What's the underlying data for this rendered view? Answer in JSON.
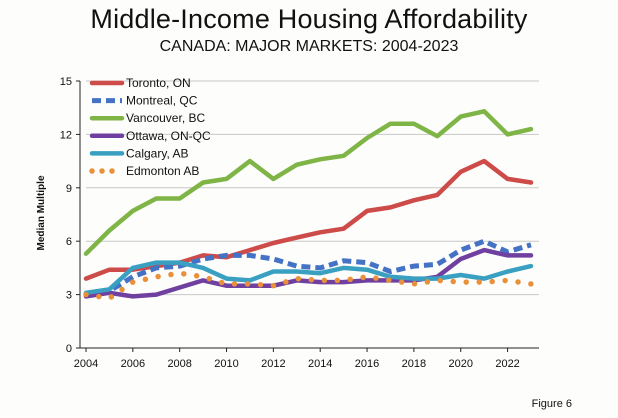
{
  "figure_label": "Figure 6",
  "chart_data": {
    "type": "line",
    "title": "Middle-Income Housing Affordability",
    "subtitle": "CANADA: MAJOR MARKETS: 2004-2023",
    "xlabel": "",
    "ylabel": "Median Multiple",
    "xlim": [
      2004,
      2023
    ],
    "ylim": [
      0,
      15
    ],
    "x_ticks": [
      2004,
      2006,
      2008,
      2010,
      2012,
      2014,
      2016,
      2018,
      2020,
      2022
    ],
    "y_ticks": [
      0,
      3,
      6,
      9,
      12,
      15
    ],
    "grid": "horizontal",
    "legend_position": "top-left",
    "x": [
      2004,
      2005,
      2006,
      2007,
      2008,
      2009,
      2010,
      2011,
      2012,
      2013,
      2014,
      2015,
      2016,
      2017,
      2018,
      2019,
      2020,
      2021,
      2022,
      2023
    ],
    "series": [
      {
        "name": "Toronto, ON",
        "color": "#cd4b48",
        "style": "solid",
        "values": [
          3.9,
          4.4,
          4.4,
          4.6,
          4.8,
          5.2,
          5.1,
          5.5,
          5.9,
          6.2,
          6.5,
          6.7,
          7.7,
          7.9,
          8.3,
          8.6,
          9.9,
          10.5,
          9.5,
          9.3
        ]
      },
      {
        "name": "Montreal, QC",
        "color": "#4472c4",
        "style": "dashed",
        "values": [
          3.0,
          3.2,
          4.0,
          4.5,
          4.6,
          5.0,
          5.2,
          5.2,
          5.0,
          4.6,
          4.5,
          4.9,
          4.8,
          4.3,
          4.6,
          4.7,
          5.5,
          6.0,
          5.4,
          5.8
        ]
      },
      {
        "name": "Vancouver, BC",
        "color": "#7fb446",
        "style": "solid",
        "values": [
          5.3,
          6.6,
          7.7,
          8.4,
          8.4,
          9.3,
          9.5,
          10.5,
          9.5,
          10.3,
          10.6,
          10.8,
          11.8,
          12.6,
          12.6,
          11.9,
          13.0,
          13.3,
          12.0,
          12.3
        ]
      },
      {
        "name": "Ottawa, ON-QC",
        "color": "#7040a0",
        "style": "solid",
        "values": [
          2.9,
          3.1,
          2.9,
          3.0,
          3.4,
          3.8,
          3.5,
          3.5,
          3.5,
          3.8,
          3.7,
          3.7,
          3.8,
          3.8,
          3.8,
          4.0,
          5.0,
          5.5,
          5.2,
          5.2
        ]
      },
      {
        "name": "Calgary, AB",
        "color": "#3aa0c2",
        "style": "solid",
        "values": [
          3.1,
          3.3,
          4.5,
          4.8,
          4.8,
          4.5,
          3.9,
          3.8,
          4.3,
          4.3,
          4.2,
          4.5,
          4.4,
          4.0,
          3.9,
          3.9,
          4.1,
          3.9,
          4.3,
          4.6
        ]
      },
      {
        "name": "Edmonton AB",
        "color": "#e8913a",
        "style": "dotted",
        "values": [
          3.0,
          2.8,
          3.7,
          4.0,
          4.2,
          4.0,
          3.6,
          3.6,
          3.5,
          3.9,
          3.8,
          3.8,
          4.0,
          3.8,
          3.6,
          3.8,
          3.7,
          3.7,
          3.8,
          3.6
        ]
      }
    ]
  }
}
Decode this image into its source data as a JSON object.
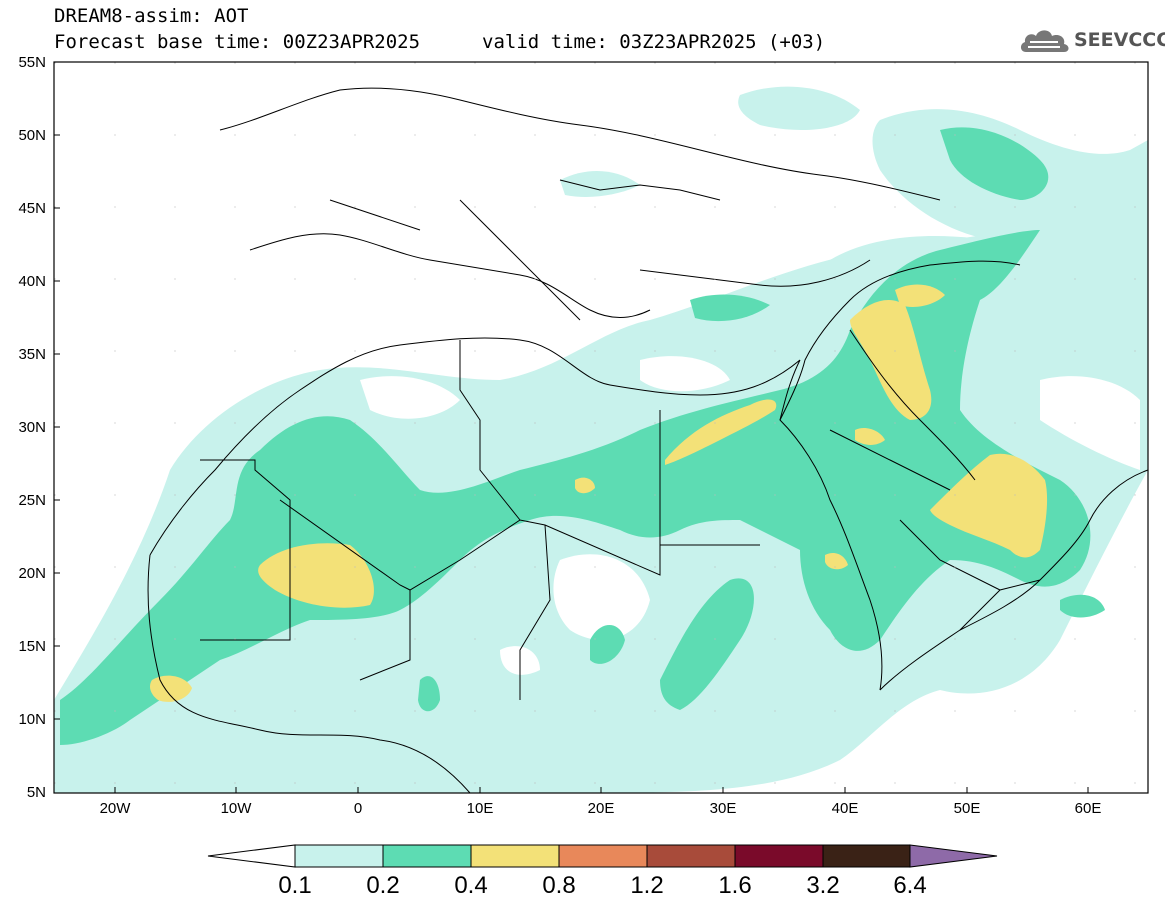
{
  "header": {
    "line1": "DREAM8-assim: AOT",
    "base_time": "Forecast base time: 00Z23APR2025",
    "valid_time": "valid time: 03Z23APR2025 (+03)",
    "logo_text": "SEEVCCC"
  },
  "map": {
    "lat_labels": [
      "55N",
      "50N",
      "45N",
      "40N",
      "35N",
      "30N",
      "25N",
      "20N",
      "15N",
      "10N",
      "5N"
    ],
    "lon_labels": [
      "20W",
      "10W",
      "0",
      "10E",
      "20E",
      "30E",
      "40E",
      "50E",
      "60E"
    ],
    "extent": {
      "lon": [
        -25,
        65
      ],
      "lat": [
        5,
        55
      ]
    },
    "field": "aerosol optical thickness"
  },
  "colorbar": {
    "labels": [
      "0.1",
      "0.2",
      "0.4",
      "0.8",
      "1.2",
      "1.6",
      "3.2",
      "6.4"
    ],
    "colors": [
      "#ffffff",
      "#c8f2ec",
      "#5ddcb3",
      "#f3e178",
      "#e8885a",
      "#a84b3a",
      "#7a0a2a",
      "#3a2216",
      "#8e6aa8"
    ]
  }
}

---+---

Leave out the pictures and copy every record above exactly.

• REPLY:
What's the underlying data for this rendered view? Answer in JSON.
{
  "figure_label": "Figure 6",
  "chart_data": {
    "type": "line",
    "title": "Middle-Income Housing Affordability",
    "subtitle": "CANADA: MAJOR MARKETS: 2004-2023",
    "xlabel": "",
    "ylabel": "Median Multiple",
    "xlim": [
      2004,
      2023
    ],
    "ylim": [
      0,
      15
    ],
    "x_ticks": [
      2004,
      2006,
      2008,
      2010,
      2012,
      2014,
      2016,
      2018,
      2020,
      2022
    ],
    "y_ticks": [
      0,
      3,
      6,
      9,
      12,
      15
    ],
    "grid": "horizontal",
    "legend_position": "top-left",
    "x": [
      2004,
      2005,
      2006,
      2007,
      2008,
      2009,
      2010,
      2011,
      2012,
      2013,
      2014,
      2015,
      2016,
      2017,
      2018,
      2019,
      2020,
      2021,
      2022,
      2023
    ],
    "series": [
      {
        "name": "Toronto, ON",
        "color": "#cd4b48",
        "style": "solid",
        "values": [
          3.9,
          4.4,
          4.4,
          4.6,
          4.8,
          5.2,
          5.1,
          5.5,
          5.9,
          6.2,
          6.5,
          6.7,
          7.7,
          7.9,
          8.3,
          8.6,
          9.9,
          10.5,
          9.5,
          9.3
        ]
      },
      {
        "name": "Montreal, QC",
        "color": "#4472c4",
        "style": "dashed",
        "values": [
          3.0,
          3.2,
          4.0,
          4.5,
          4.6,
          5.0,
          5.2,
          5.2,
          5.0,
          4.6,
          4.5,
          4.9,
          4.8,
          4.3,
          4.6,
          4.7,
          5.5,
          6.0,
          5.4,
          5.8
        ]
      },
      {
        "name": "Vancouver, BC",
        "color": "#7fb446",
        "style": "solid",
        "values": [
          5.3,
          6.6,
          7.7,
          8.4,
          8.4,
          9.3,
          9.5,
          10.5,
          9.5,
          10.3,
          10.6,
          10.8,
          11.8,
          12.6,
          12.6,
          11.9,
          13.0,
          13.3,
          12.0,
          12.3
        ]
      },
      {
        "name": "Ottawa, ON-QC",
        "color": "#7040a0",
        "style": "solid",
        "values": [
          2.9,
          3.1,
          2.9,
          3.0,
          3.4,
          3.8,
          3.5,
          3.5,
          3.5,
          3.8,
          3.7,
          3.7,
          3.8,
          3.8,
          3.8,
          4.0,
          5.0,
          5.5,
          5.2,
          5.2
        ]
      },
      {
        "name": "Calgary, AB",
        "color": "#3aa0c2",
        "style": "solid",
        "values": [
          3.1,
          3.3,
          4.5,
          4.8,
          4.8,
          4.5,
          3.9,
          3.8,
          4.3,
          4.3,
          4.2,
          4.5,
          4.4,
          4.0,
          3.9,
          3.9,
          4.1,
          3.9,
          4.3,
          4.6
        ]
      },
      {
        "name": "Edmonton AB",
        "color": "#e8913a",
        "style": "dotted",
        "values": [
          3.0,
          2.8,
          3.7,
          4.0,
          4.2,
          4.0,
          3.6,
          3.6,
          3.5,
          3.9,
          3.8,
          3.8,
          4.0,
          3.8,
          3.6,
          3.8,
          3.7,
          3.7,
          3.8,
          3.6
        ]
      }
    ]
  }
}
Decode this image into its source data as a JSON object.
{
  "header": {
    "line1": "DREAM8-assim: AOT",
    "base_time": "Forecast base time: 00Z23APR2025",
    "valid_time": "valid time: 03Z23APR2025 (+03)",
    "logo_text": "SEEVCCC"
  },
  "map": {
    "lat_labels": [
      "55N",
      "50N",
      "45N",
      "40N",
      "35N",
      "30N",
      "25N",
      "20N",
      "15N",
      "10N",
      "5N"
    ],
    "lon_labels": [
      "20W",
      "10W",
      "0",
      "10E",
      "20E",
      "30E",
      "40E",
      "50E",
      "60E"
    ],
    "extent": {
      "lon": [
        -25,
        65
      ],
      "lat": [
        5,
        55
      ]
    },
    "field": "aerosol optical thickness"
  },
  "colorbar": {
    "labels": [
      "0.1",
      "0.2",
      "0.4",
      "0.8",
      "1.2",
      "1.6",
      "3.2",
      "6.4"
    ],
    "colors": [
      "#ffffff",
      "#c8f2ec",
      "#5ddcb3",
      "#f3e178",
      "#e8885a",
      "#a84b3a",
      "#7a0a2a",
      "#3a2216",
      "#8e6aa8"
    ]
  }
}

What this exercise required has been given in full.